→ **What you are asked to do**
Find the lines below that contain the string "ลของภ". Copy each one.

= = = = =

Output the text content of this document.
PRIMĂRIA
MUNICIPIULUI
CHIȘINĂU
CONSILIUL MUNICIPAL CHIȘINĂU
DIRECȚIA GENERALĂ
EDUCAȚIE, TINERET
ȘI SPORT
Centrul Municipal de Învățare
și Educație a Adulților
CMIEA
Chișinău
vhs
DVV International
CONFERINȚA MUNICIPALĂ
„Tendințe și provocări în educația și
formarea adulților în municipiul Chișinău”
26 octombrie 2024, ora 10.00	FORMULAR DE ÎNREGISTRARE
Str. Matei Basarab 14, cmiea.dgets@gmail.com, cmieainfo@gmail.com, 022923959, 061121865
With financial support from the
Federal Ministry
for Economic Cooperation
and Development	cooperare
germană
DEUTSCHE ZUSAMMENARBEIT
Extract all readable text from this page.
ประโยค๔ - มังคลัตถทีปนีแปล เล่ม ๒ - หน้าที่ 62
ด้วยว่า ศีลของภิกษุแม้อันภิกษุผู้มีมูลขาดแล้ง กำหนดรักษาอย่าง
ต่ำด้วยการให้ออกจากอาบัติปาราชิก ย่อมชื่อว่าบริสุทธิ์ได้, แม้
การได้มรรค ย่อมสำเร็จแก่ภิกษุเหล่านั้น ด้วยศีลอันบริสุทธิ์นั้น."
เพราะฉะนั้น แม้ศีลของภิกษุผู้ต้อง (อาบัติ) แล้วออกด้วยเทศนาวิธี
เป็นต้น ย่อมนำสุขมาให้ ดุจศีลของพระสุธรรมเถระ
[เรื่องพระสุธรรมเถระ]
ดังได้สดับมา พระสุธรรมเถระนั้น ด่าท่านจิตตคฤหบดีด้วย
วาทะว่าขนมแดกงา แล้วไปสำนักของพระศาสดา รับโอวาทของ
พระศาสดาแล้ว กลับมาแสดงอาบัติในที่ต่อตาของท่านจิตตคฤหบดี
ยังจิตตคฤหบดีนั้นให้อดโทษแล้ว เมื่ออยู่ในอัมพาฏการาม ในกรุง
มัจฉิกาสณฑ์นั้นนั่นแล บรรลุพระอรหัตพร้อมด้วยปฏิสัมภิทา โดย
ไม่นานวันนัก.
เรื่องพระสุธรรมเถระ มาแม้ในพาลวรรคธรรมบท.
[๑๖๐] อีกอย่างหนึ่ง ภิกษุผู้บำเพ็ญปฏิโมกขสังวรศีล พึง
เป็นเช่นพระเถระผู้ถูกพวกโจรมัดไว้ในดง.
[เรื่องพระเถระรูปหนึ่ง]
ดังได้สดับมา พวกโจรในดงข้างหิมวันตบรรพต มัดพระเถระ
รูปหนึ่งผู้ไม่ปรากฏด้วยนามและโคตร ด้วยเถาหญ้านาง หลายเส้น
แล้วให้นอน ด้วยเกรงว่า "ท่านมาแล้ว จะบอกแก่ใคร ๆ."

= = = = =

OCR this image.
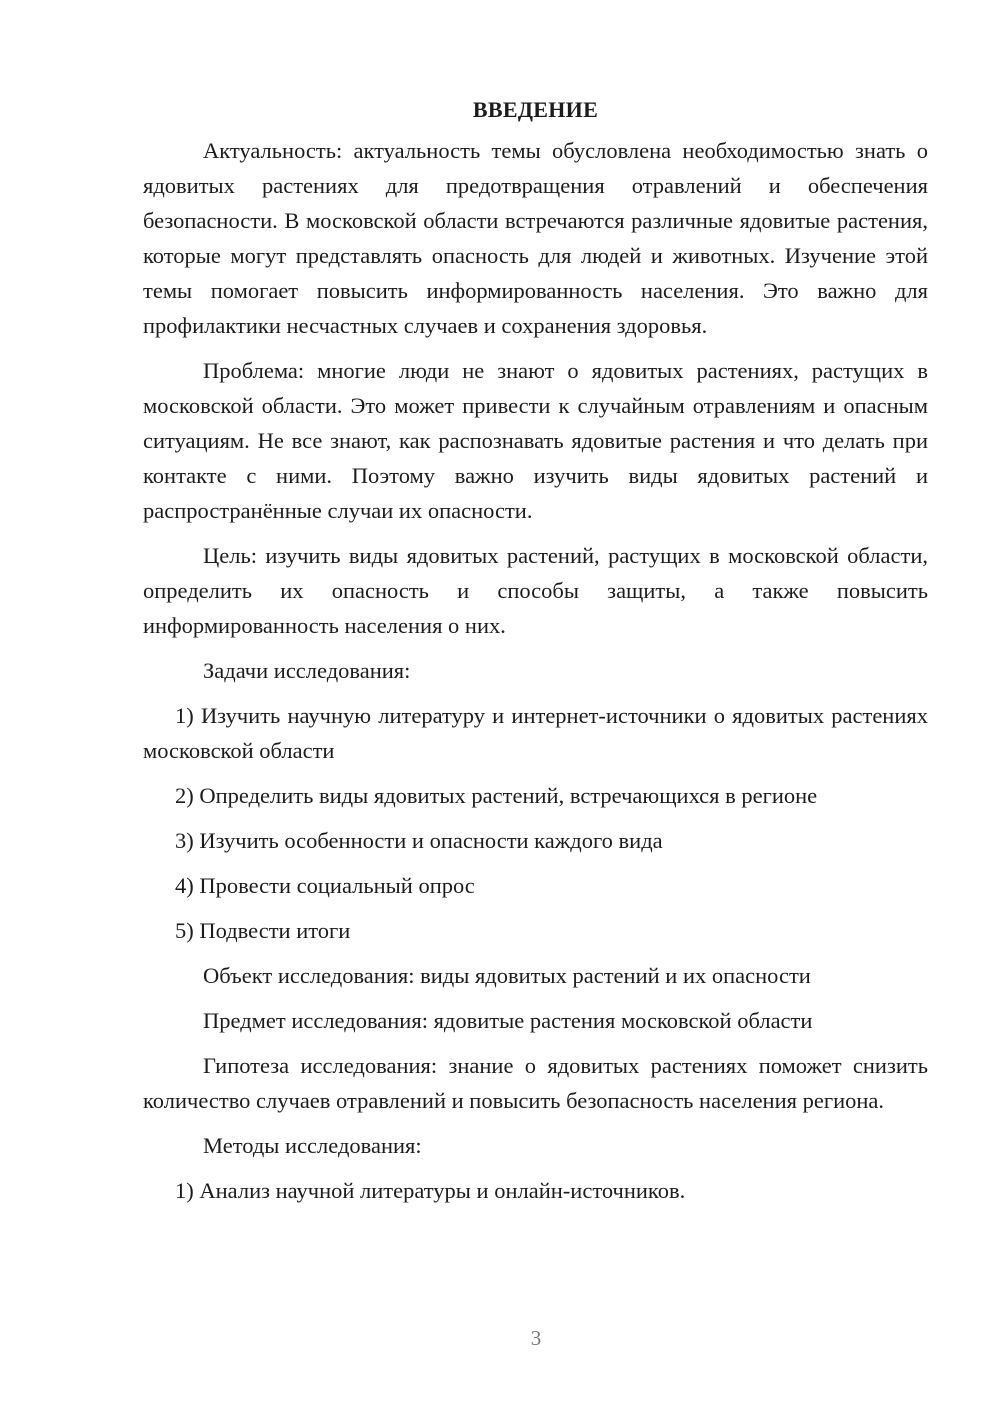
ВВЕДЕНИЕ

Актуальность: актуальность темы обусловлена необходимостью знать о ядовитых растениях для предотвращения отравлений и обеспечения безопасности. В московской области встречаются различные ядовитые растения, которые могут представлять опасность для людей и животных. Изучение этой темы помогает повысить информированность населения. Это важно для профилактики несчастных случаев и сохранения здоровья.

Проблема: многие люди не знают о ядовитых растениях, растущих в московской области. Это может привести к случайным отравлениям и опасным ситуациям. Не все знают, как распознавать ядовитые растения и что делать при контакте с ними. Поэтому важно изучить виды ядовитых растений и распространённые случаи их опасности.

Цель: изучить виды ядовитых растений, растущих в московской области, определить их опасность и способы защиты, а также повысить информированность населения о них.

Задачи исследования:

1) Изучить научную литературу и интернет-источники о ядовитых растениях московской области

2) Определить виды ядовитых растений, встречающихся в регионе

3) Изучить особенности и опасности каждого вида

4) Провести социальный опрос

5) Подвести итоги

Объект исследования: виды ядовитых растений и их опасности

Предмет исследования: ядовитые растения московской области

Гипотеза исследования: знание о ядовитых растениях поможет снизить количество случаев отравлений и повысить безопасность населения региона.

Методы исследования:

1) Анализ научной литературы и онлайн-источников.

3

= = = = =

→ **Final result**
ด้วยว่า ศีลของภิกษุแม้อันภิกษุผู้มีมูลขาดแล้ง กำหนดรักษาอย่าง
เพราะฉะนั้น แม้ศีลของภิกษุผู้ต้อง (อาบัติ) แล้วออกด้วยเทศนาวิธี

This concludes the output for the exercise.